**Directions for this task**
Gather all lines in the records below that include the word "other".

+ + + +

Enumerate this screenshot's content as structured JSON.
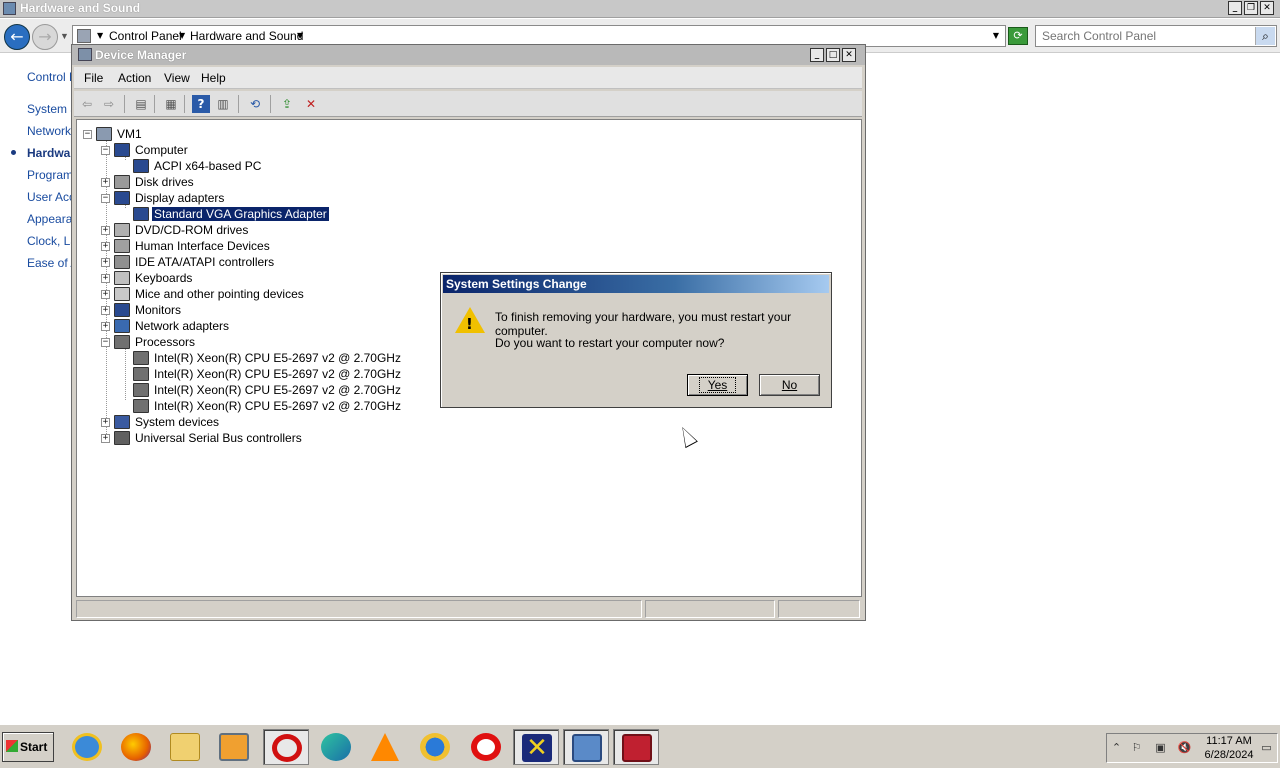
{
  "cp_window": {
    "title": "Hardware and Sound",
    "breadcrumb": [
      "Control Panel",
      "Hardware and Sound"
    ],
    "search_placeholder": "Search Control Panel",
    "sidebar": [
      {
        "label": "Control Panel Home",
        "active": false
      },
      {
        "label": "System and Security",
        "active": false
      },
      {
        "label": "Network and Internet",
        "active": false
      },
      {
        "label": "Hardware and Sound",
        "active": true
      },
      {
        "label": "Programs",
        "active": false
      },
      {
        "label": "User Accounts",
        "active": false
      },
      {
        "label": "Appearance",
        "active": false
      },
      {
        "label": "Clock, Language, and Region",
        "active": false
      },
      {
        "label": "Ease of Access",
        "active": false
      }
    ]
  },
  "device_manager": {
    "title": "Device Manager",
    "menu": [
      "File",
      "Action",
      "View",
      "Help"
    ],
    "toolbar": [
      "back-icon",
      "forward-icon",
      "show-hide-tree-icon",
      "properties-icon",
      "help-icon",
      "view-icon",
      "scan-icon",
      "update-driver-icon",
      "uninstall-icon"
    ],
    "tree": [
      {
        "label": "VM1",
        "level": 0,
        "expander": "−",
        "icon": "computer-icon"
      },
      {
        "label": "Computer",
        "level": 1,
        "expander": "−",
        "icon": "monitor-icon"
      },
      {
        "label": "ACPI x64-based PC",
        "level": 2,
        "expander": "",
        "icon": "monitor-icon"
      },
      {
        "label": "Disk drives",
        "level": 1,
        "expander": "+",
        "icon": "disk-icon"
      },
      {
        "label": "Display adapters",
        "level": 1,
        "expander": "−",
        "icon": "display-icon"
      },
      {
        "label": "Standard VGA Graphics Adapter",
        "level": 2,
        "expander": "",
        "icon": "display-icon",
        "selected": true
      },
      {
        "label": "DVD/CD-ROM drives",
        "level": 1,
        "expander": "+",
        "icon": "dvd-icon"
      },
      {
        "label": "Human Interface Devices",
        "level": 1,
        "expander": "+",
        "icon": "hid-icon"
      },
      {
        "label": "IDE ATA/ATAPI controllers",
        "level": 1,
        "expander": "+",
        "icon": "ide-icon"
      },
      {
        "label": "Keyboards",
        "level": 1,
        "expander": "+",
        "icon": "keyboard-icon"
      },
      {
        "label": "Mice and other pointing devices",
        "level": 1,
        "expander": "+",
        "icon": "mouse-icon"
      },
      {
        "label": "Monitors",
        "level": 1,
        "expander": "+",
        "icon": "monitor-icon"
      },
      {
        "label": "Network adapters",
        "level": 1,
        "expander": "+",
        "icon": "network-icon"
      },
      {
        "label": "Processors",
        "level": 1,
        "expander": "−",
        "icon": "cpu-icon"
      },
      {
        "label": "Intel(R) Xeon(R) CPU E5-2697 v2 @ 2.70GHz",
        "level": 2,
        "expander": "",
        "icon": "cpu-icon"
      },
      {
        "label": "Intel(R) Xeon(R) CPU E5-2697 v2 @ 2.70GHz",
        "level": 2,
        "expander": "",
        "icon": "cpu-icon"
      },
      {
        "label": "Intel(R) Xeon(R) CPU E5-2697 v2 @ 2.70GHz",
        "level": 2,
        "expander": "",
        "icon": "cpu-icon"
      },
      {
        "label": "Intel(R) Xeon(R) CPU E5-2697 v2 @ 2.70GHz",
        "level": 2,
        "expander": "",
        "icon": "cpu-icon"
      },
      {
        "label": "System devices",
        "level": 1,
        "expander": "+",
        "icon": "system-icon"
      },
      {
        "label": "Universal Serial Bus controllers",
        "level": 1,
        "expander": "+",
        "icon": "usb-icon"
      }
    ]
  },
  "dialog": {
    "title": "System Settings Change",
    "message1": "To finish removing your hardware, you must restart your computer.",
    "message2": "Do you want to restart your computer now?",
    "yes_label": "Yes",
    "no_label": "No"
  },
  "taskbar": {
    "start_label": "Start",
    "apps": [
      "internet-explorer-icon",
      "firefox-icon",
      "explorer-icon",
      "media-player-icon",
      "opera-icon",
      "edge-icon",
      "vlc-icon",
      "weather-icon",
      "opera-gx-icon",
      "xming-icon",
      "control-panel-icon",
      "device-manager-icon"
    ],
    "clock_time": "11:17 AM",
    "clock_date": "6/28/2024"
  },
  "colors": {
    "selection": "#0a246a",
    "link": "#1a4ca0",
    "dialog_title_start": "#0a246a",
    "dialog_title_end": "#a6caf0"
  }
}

+ + + +

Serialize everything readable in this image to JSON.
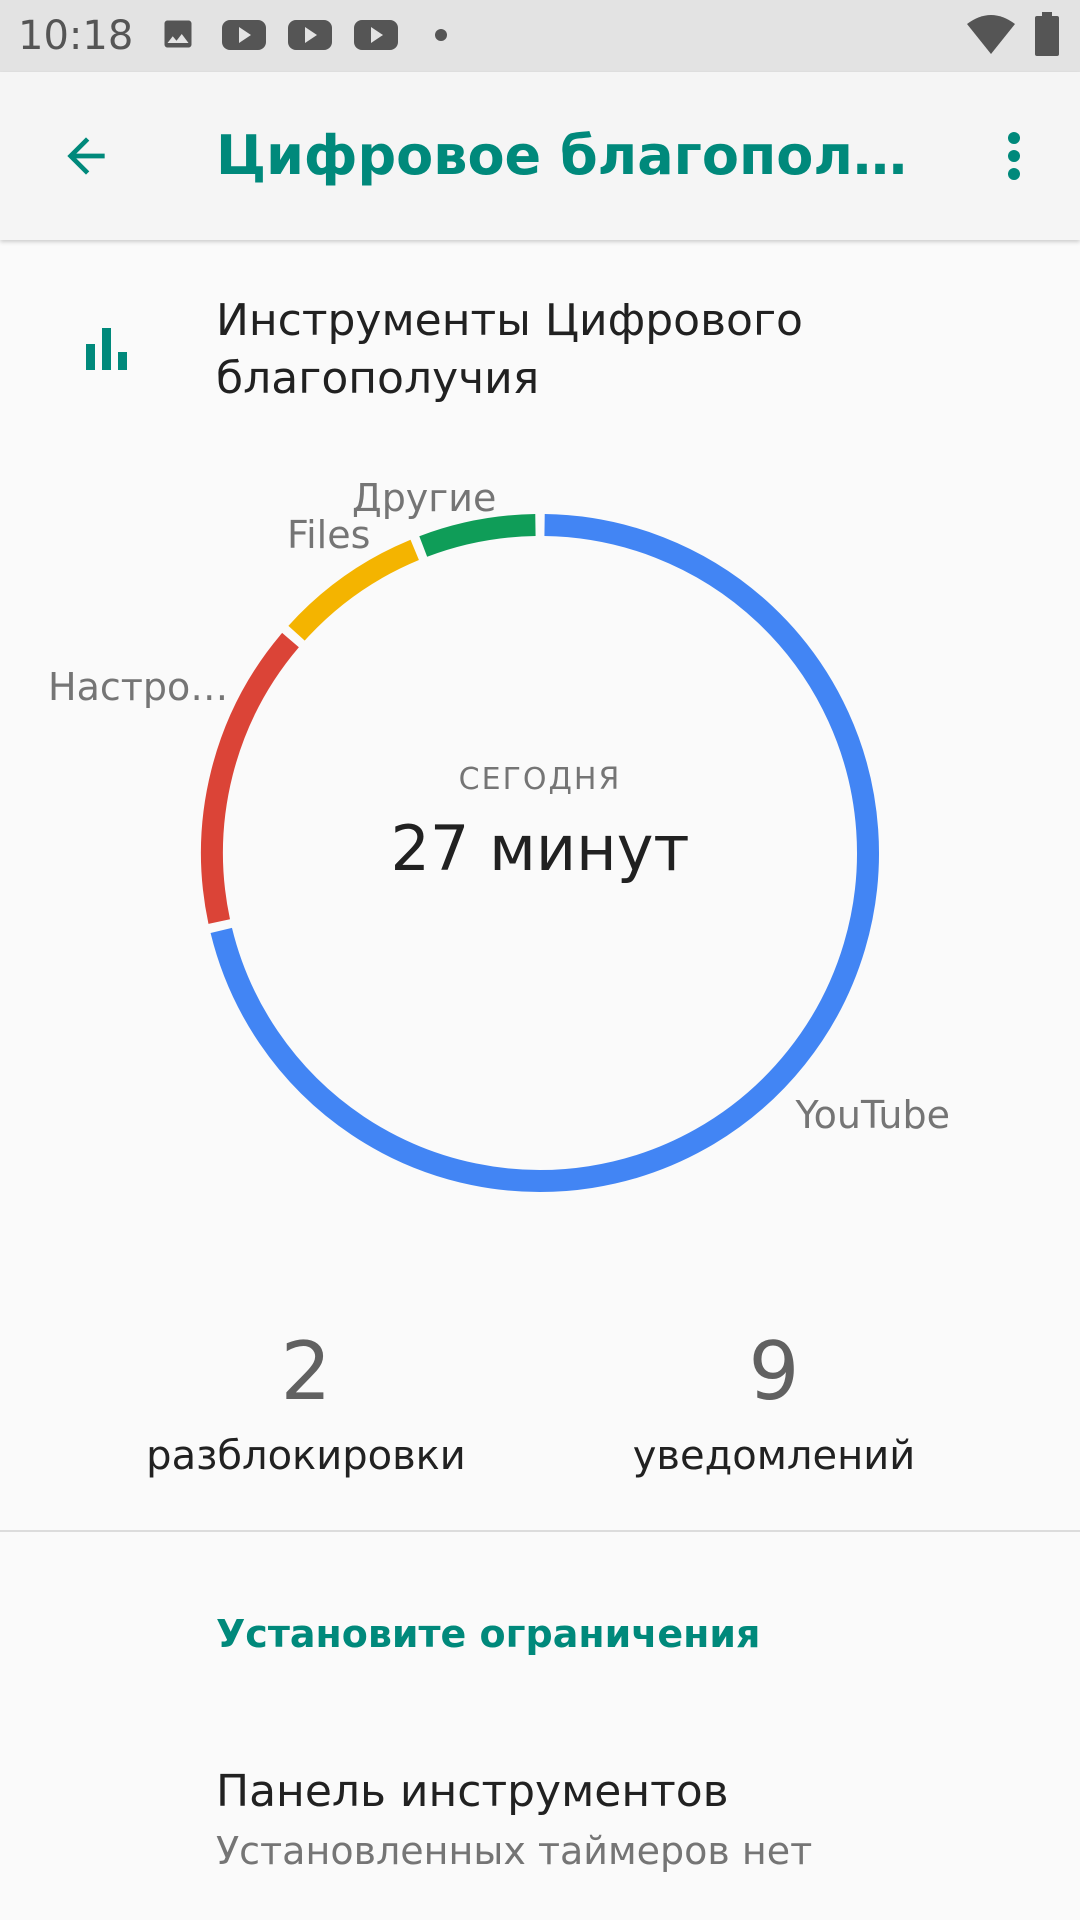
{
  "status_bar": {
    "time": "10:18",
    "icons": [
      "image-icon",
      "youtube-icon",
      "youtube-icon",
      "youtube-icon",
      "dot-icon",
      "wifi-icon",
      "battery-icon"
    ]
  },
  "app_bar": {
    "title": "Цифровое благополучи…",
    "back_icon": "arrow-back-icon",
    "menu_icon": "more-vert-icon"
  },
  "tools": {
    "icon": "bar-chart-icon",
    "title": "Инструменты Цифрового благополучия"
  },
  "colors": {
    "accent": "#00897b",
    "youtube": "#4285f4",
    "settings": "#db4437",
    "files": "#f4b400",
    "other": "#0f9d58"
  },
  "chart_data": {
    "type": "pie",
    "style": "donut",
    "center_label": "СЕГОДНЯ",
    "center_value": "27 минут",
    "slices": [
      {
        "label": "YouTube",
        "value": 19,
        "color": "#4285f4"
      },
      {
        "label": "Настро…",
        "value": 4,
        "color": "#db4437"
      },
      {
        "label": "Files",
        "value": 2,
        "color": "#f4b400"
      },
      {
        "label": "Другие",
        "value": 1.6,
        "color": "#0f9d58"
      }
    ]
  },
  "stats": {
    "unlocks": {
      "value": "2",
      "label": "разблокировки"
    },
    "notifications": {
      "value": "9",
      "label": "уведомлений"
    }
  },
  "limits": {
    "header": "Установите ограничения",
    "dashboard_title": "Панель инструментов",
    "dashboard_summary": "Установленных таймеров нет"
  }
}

+ + + +

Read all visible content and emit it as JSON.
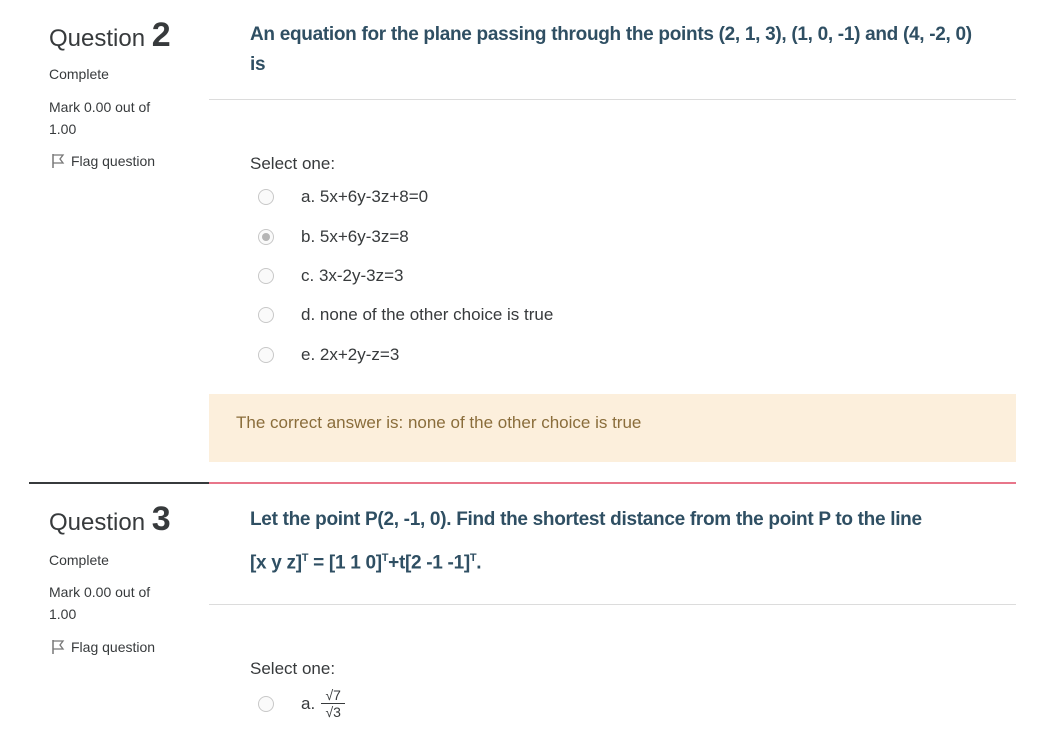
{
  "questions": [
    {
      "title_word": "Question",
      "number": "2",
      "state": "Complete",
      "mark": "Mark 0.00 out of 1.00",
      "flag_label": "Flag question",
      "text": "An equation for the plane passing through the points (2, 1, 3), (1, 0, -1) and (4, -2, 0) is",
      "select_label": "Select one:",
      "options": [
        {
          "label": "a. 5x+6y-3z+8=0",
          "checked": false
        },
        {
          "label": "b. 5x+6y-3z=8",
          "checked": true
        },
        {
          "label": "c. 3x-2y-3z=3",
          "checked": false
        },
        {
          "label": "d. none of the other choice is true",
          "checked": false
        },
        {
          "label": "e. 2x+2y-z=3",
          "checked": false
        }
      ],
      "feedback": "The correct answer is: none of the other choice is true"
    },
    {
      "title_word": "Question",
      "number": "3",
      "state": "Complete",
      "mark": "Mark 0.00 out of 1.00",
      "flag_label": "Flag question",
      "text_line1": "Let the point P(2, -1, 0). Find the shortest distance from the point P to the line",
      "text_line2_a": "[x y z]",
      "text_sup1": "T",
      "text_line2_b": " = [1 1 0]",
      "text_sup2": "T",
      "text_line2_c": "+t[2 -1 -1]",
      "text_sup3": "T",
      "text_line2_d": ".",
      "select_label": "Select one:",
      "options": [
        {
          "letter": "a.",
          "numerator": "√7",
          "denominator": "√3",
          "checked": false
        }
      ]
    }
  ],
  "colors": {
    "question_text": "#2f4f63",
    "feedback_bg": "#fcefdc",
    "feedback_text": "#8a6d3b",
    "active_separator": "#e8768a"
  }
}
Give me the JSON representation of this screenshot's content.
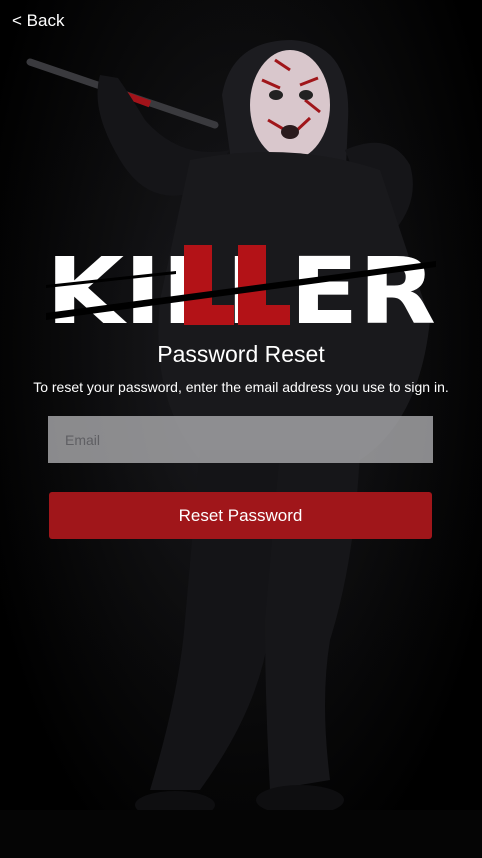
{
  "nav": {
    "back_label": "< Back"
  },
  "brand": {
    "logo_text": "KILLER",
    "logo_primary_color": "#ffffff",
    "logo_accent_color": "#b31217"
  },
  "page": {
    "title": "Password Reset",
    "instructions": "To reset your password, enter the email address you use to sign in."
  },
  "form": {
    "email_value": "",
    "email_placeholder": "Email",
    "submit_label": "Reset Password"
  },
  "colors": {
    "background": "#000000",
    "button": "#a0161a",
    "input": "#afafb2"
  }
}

+ + + +

**Correct output**
        "label": "Mice and other pointing devices",
    "other": "#0f9d58"
          "label": "d. none of the other choice is true",
      "feedback": "The correct answer is: none of the other choice is true"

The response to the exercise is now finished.